SET PROBLEM - Could you give the data below again, exactly and completely?

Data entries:
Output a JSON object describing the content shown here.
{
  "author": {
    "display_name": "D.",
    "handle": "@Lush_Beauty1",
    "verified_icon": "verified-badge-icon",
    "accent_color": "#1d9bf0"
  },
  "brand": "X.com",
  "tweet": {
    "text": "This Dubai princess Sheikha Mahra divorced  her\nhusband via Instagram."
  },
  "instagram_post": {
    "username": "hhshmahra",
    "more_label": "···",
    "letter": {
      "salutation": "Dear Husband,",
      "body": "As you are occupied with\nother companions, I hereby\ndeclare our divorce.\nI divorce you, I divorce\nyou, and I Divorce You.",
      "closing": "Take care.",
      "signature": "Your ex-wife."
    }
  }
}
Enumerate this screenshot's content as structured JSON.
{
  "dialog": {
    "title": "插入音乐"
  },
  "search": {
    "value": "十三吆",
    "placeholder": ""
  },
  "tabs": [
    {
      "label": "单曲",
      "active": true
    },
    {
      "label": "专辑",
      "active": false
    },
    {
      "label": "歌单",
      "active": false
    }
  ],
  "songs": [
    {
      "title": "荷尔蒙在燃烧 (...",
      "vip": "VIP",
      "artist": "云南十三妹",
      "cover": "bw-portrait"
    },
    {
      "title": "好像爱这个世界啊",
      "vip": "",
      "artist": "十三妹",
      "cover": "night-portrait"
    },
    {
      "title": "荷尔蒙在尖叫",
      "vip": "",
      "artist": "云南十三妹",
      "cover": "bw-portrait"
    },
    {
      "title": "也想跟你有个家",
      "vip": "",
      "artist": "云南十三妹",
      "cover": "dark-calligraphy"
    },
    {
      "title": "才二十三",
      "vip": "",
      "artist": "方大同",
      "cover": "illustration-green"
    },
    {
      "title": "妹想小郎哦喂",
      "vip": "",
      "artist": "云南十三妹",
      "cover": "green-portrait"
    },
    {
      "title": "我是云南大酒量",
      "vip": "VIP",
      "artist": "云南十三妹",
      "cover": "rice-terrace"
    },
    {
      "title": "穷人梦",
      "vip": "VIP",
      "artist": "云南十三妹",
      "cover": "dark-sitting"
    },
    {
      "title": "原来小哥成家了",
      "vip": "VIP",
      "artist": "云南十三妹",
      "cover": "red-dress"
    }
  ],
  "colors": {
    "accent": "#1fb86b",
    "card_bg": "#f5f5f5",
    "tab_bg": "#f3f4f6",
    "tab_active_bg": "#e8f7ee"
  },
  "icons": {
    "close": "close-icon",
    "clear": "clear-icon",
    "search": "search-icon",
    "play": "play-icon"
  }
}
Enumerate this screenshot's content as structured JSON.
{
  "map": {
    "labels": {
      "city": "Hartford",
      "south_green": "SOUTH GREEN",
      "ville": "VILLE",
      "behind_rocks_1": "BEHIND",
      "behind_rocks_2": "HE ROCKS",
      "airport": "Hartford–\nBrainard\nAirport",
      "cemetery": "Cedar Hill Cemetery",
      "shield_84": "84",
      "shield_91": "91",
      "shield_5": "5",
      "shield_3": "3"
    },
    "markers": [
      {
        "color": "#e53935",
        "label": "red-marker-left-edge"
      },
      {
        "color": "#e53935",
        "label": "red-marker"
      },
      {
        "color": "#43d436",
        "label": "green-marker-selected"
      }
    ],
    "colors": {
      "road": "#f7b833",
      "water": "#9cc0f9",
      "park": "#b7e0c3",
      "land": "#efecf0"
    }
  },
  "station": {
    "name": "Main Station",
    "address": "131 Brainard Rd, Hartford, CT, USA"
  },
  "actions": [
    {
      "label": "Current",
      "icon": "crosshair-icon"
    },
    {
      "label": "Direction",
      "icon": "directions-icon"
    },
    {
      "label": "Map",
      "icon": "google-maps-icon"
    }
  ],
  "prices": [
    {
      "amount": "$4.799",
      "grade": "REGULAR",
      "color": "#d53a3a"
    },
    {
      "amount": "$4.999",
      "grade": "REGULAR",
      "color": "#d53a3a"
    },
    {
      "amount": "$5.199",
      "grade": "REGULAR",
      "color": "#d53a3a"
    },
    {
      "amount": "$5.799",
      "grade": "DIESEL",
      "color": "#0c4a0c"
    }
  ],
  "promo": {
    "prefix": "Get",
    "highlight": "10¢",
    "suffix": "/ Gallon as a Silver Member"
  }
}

FINAL RESULT -
Output a JSON object describing the content shown here.
{
  "author": {
    "display_name": "D.",
    "handle": "@Lush_Beauty1",
    "verified_icon": "verified-badge-icon",
    "accent_color": "#1d9bf0"
  },
  "brand": "X.com",
  "tweet": {
    "text": "This Dubai princess Sheikha Mahra divorced  her\nhusband via Instagram."
  },
  "instagram_post": {
    "username": "hhshmahra",
    "more_label": "···",
    "letter": {
      "salutation": "Dear Husband,",
      "body": "As you are occupied with\nother companions, I hereby\ndeclare our divorce.\nI divorce you, I divorce\nyou, and I Divorce You.",
      "closing": "Take care.",
      "signature": "Your ex-wife."
    }
  }
}
Enumerate this screenshot's content as structured JSON.
{
  "dialog": {
    "title": "插入音乐"
  },
  "search": {
    "value": "十三吆",
    "placeholder": ""
  },
  "tabs": [
    {
      "label": "单曲",
      "active": true
    },
    {
      "label": "专辑",
      "active": false
    },
    {
      "label": "歌单",
      "active": false
    }
  ],
  "songs": [
    {
      "title": "荷尔蒙在燃烧 (...",
      "vip": "VIP",
      "artist": "云南十三妹",
      "cover": "bw-portrait"
    },
    {
      "title": "好像爱这个世界啊",
      "vip": "",
      "artist": "十三妹",
      "cover": "night-portrait"
    },
    {
      "title": "荷尔蒙在尖叫",
      "vip": "",
      "artist": "云南十三妹",
      "cover": "bw-portrait"
    },
    {
      "title": "也想跟你有个家",
      "vip": "",
      "artist": "云南十三妹",
      "cover": "dark-calligraphy"
    },
    {
      "title": "才二十三",
      "vip": "",
      "artist": "方大同",
      "cover": "illustration-green"
    },
    {
      "title": "妹想小郎哦喂",
      "vip": "",
      "artist": "云南十三妹",
      "cover": "green-portrait"
    },
    {
      "title": "我是云南大酒量",
      "vip": "VIP",
      "artist": "云南十三妹",
      "cover": "rice-terrace"
    },
    {
      "title": "穷人梦",
      "vip": "VIP",
      "artist": "云南十三妹",
      "cover": "dark-sitting"
    },
    {
      "title": "原来小哥成家了",
      "vip": "VIP",
      "artist": "云南十三妹",
      "cover": "red-dress"
    }
  ],
  "colors": {
    "accent": "#1fb86b",
    "card_bg": "#f5f5f5",
    "tab_bg": "#f3f4f6",
    "tab_active_bg": "#e8f7ee"
  },
  "icons": {
    "close": "close-icon",
    "clear": "clear-icon",
    "search": "search-icon",
    "play": "play-icon"
  }
}
Enumerate this screenshot's content as structured JSON.
{
  "map": {
    "labels": {
      "city": "Hartford",
      "south_green": "SOUTH GREEN",
      "ville": "VILLE",
      "behind_rocks_1": "BEHIND",
      "behind_rocks_2": "HE ROCKS",
      "airport": "Hartford–\nBrainard\nAirport",
      "cemetery": "Cedar Hill Cemetery",
      "shield_84": "84",
      "shield_91": "91",
      "shield_5": "5",
      "shield_3": "3"
    },
    "markers": [
      {
        "color": "#e53935",
        "label": "red-marker-left-edge"
      },
      {
        "color": "#e53935",
        "label": "red-marker"
      },
      {
        "color": "#43d436",
        "label": "green-marker-selected"
      }
    ],
    "colors": {
      "road": "#f7b833",
      "water": "#9cc0f9",
      "park": "#b7e0c3",
      "land": "#efecf0"
    }
  },
  "station": {
    "name": "Main Station",
    "address": "131 Brainard Rd, Hartford, CT, USA"
  },
  "actions": [
    {
      "label": "Current",
      "icon": "crosshair-icon"
    },
    {
      "label": "Direction",
      "icon": "directions-icon"
    },
    {
      "label": "Map",
      "icon": "google-maps-icon"
    }
  ],
  "prices": [
    {
      "amount": "$4.799",
      "grade": "REGULAR",
      "color": "#d53a3a"
    },
    {
      "amount": "$4.999",
      "grade": "REGULAR",
      "color": "#d53a3a"
    },
    {
      "amount": "$5.199",
      "grade": "REGULAR",
      "color": "#d53a3a"
    },
    {
      "amount": "$5.799",
      "grade": "DIESEL",
      "color": "#0c4a0c"
    }
  ],
  "promo": {
    "prefix": "Get",
    "highlight": "10¢",
    "suffix": "/ Gallon as a Silver Member"
  }
}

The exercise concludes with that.